*TRECHO:*
┄┄┄┄┄┄

PESSOAS BOAS COMETEM ATOS CRUÉIS?
O Professor Dr. Philip Zimbardo da Universidade de Stanford fez esta pergunta, e para responder, conduziu alguns experimentos controlados. Os resultados são surpreendentes.
O experimento de 1971 consistia em criar um ambiente de uma cadeia e recrutar pessoas comuns para assumirem diversas funções. Alguns seriam os prisioneiros, outros seriam os guardas, investidos de autoridade e poder.
Para espanto dos pesquisadores envolvidos, o ambiente se tornou tão perigoso, que o experimento precisou ser cancelado em apenas seis dias após o início.
Os guardas se tornaram tão autoritários, que logo começaram a cometer vários excessos. Negavam e retiravam direitos dos prisioneiros. Obrigavam todos eles a se submeterem a vários atos degradantes.
Zimbardo concluiu que: "Qualquer ato praticado por um ser humano, por mais horrível e cruel que seja, pode ser cometido por outro também".
Situações extremas podem levar pessoas boas a cometer atos cruéis, a depender do contexto, pressão social a qual estão inseridas, ou ainda o estado emocional momentâneo.

┄┄┄┄┄┄

*LINHAS EXIBIDAS:*
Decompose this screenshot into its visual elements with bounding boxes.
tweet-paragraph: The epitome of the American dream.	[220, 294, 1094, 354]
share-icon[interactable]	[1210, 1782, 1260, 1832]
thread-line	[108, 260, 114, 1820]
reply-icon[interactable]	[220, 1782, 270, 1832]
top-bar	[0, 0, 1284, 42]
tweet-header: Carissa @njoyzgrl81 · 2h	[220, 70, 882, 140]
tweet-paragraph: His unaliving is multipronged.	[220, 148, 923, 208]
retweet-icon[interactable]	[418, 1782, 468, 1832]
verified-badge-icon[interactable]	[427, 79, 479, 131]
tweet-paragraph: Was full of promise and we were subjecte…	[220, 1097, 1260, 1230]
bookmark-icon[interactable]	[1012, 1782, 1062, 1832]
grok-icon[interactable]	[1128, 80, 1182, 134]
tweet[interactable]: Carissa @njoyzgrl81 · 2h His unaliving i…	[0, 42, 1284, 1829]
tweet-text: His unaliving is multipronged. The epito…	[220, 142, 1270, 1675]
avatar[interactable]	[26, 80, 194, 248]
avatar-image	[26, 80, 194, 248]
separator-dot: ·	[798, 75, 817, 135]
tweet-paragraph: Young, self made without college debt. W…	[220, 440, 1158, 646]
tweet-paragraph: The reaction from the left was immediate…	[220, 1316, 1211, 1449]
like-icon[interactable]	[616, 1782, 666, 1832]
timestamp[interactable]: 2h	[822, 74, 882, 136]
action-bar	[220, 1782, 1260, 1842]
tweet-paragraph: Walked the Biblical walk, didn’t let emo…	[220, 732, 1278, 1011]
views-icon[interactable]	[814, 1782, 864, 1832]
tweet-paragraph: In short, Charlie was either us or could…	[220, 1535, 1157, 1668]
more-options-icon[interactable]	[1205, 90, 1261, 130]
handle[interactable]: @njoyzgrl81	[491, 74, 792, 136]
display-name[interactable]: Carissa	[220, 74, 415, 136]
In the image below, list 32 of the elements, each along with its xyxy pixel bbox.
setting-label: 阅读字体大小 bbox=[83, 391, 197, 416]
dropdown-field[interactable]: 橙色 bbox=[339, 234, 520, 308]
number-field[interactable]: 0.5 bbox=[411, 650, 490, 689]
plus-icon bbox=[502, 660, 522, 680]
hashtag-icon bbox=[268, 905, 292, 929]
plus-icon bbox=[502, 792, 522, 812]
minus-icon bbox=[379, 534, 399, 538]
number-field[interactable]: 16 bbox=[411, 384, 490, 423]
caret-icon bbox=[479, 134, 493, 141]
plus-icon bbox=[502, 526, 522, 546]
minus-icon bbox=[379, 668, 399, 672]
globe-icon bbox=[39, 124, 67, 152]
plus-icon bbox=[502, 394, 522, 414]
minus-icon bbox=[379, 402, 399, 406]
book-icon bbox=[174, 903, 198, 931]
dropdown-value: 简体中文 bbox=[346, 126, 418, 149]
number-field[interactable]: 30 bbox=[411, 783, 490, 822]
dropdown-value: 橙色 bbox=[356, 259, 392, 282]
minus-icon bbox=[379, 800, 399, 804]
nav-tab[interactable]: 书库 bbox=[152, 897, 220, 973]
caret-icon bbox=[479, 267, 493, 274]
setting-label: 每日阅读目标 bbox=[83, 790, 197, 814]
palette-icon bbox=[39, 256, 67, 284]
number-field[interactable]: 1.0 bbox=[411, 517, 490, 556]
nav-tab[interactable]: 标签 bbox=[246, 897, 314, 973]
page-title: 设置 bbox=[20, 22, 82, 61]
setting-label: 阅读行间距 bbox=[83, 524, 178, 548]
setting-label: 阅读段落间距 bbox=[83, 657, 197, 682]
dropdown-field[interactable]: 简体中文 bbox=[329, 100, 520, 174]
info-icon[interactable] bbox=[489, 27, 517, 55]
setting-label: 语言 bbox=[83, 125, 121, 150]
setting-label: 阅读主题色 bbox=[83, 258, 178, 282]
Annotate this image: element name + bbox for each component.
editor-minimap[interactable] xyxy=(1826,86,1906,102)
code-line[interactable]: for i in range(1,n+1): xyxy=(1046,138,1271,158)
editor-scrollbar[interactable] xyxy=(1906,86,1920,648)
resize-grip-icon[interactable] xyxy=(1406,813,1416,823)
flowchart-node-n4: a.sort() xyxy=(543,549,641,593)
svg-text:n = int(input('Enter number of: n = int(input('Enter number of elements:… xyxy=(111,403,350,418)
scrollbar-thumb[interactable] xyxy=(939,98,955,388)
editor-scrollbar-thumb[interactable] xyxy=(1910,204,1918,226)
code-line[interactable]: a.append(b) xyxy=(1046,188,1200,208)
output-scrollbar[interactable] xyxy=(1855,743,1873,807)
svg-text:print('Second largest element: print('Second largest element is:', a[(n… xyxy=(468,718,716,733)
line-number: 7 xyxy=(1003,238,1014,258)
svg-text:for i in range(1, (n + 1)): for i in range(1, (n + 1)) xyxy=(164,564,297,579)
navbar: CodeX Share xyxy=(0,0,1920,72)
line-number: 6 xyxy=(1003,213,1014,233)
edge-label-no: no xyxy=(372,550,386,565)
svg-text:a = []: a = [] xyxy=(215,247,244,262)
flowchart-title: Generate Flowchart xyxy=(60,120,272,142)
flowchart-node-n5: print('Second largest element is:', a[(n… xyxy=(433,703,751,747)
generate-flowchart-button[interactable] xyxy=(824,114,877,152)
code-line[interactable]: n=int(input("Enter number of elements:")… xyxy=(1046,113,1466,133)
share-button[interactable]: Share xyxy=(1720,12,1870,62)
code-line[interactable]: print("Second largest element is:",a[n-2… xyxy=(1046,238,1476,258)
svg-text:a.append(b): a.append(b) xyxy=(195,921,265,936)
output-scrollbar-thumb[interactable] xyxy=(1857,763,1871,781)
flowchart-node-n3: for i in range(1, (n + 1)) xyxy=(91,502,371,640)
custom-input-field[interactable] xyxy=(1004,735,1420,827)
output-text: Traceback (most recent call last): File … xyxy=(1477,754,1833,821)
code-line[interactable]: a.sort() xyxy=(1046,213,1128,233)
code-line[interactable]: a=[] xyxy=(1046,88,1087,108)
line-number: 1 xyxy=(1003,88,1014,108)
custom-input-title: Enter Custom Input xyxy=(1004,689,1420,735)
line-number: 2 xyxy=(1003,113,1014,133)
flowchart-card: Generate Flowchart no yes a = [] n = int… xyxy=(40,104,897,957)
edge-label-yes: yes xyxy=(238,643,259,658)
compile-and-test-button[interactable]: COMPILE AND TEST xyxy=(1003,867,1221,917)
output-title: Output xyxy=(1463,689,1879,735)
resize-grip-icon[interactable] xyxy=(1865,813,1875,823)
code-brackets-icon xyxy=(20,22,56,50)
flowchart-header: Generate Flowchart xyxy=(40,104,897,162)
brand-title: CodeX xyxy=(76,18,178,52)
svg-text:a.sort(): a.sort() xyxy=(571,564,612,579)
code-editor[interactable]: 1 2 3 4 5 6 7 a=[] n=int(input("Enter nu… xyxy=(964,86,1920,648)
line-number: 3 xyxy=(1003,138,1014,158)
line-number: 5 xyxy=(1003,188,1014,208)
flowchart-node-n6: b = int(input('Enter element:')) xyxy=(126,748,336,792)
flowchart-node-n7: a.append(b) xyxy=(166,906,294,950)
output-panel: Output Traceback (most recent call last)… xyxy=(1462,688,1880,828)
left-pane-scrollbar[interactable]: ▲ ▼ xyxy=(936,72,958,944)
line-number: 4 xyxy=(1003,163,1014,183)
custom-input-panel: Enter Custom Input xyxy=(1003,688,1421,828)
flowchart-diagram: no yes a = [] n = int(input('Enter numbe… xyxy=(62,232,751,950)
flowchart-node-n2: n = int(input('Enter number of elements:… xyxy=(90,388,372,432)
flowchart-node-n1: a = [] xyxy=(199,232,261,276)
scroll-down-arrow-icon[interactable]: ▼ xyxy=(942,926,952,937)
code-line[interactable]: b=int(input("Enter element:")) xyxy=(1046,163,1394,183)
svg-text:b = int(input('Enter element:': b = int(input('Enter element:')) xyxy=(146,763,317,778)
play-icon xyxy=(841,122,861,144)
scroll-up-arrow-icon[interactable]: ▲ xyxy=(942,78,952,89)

┄┄┄┄┄┄

*TAREFA:*
Retome o texto sobre o experimento de Zimbardo logo após a última frase e dê continuidade a ele.

*RESULTADO DO EXERCÍCIO:*
Stanley Milgram, que era colega de Zimbardo, também chocou muitos quando conduziu o experimento que ficou conhecido como "O choque de Milgram". Pessoas comuns, aplicavam choques em outra pessoas, apenas porque receberam uma ordem. (O experimento era controlado e os choques eram falsos).
Difícil saber com certeza, o que leva uma pessoa de maneira inesperada, cometer um ato de crueldade que choca a todos. Principalmente quando não há nenhum antecedente de peso, que possa ser levado em conta.
Também não é difícil encontrarmos pessoas que consideramos boas, ou que ela mesma se considera boa, desejando a morte ao outro que tenha cometido um delito qualquer. Se tivesse a oportunidade, talvez fosse igualmente capaz de cometer um ato cruel para aplacar a própria raiva. Um ato mais próximo da vingança do que da “justiça”. Princípios morais que se adequam a situação.
Naturalmente muitos dirão: “se cometeu um ato cruel, então não era uma boa pessoa”. Condenado!